▸ **Written request**
Return every line below in which "held" appears.

▸ **Excerpted data**
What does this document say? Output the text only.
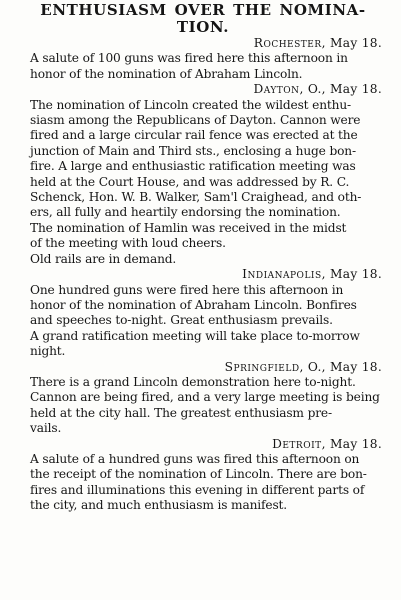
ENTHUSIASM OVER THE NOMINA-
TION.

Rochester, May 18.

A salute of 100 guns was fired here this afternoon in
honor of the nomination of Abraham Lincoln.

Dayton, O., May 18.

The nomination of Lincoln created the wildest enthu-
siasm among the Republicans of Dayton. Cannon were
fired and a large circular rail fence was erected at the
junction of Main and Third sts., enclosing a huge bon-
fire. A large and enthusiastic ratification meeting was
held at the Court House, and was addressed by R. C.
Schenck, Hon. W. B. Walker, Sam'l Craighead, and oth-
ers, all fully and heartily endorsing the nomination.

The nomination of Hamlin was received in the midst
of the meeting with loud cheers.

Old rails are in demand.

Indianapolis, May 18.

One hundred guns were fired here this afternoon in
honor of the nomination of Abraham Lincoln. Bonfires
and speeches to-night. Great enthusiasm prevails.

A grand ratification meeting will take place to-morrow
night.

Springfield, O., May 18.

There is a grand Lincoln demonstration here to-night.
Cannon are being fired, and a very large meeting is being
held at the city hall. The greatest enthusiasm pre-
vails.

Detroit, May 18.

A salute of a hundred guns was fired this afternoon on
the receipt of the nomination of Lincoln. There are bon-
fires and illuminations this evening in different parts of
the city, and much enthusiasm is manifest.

...

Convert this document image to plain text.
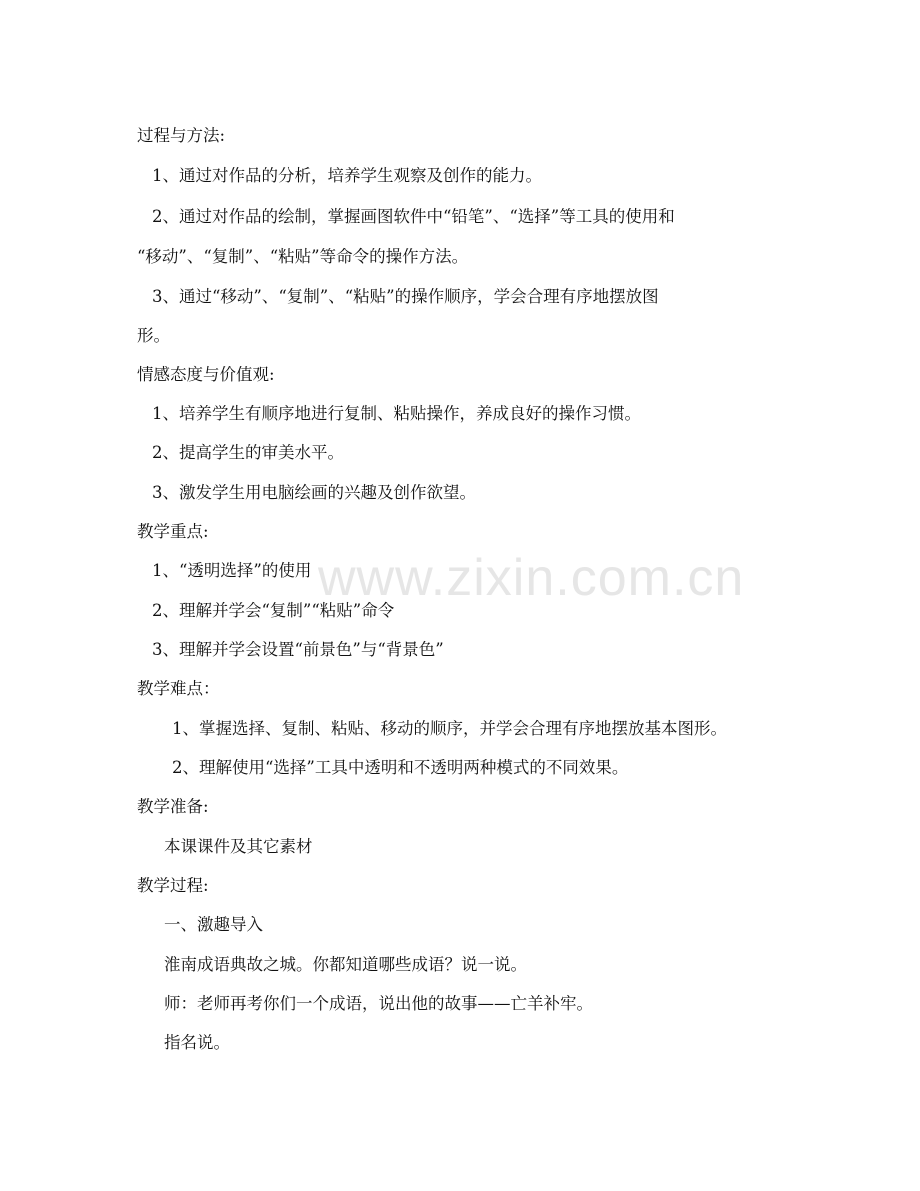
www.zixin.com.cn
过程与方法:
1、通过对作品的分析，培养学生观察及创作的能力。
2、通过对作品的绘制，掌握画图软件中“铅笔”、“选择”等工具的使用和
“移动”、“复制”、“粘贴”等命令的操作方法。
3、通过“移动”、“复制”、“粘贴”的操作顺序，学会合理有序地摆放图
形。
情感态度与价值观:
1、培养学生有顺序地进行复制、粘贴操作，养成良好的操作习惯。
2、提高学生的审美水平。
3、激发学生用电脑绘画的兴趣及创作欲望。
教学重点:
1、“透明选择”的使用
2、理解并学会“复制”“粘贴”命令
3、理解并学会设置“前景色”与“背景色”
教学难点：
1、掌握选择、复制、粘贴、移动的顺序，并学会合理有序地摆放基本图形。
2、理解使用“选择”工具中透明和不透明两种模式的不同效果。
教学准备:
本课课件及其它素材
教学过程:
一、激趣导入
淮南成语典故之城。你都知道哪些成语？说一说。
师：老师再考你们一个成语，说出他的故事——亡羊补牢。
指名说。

▸ **Answer below**
held at the Court House, and was addressed by R. C.
held at the city hall. The greatest enthusiasm pre-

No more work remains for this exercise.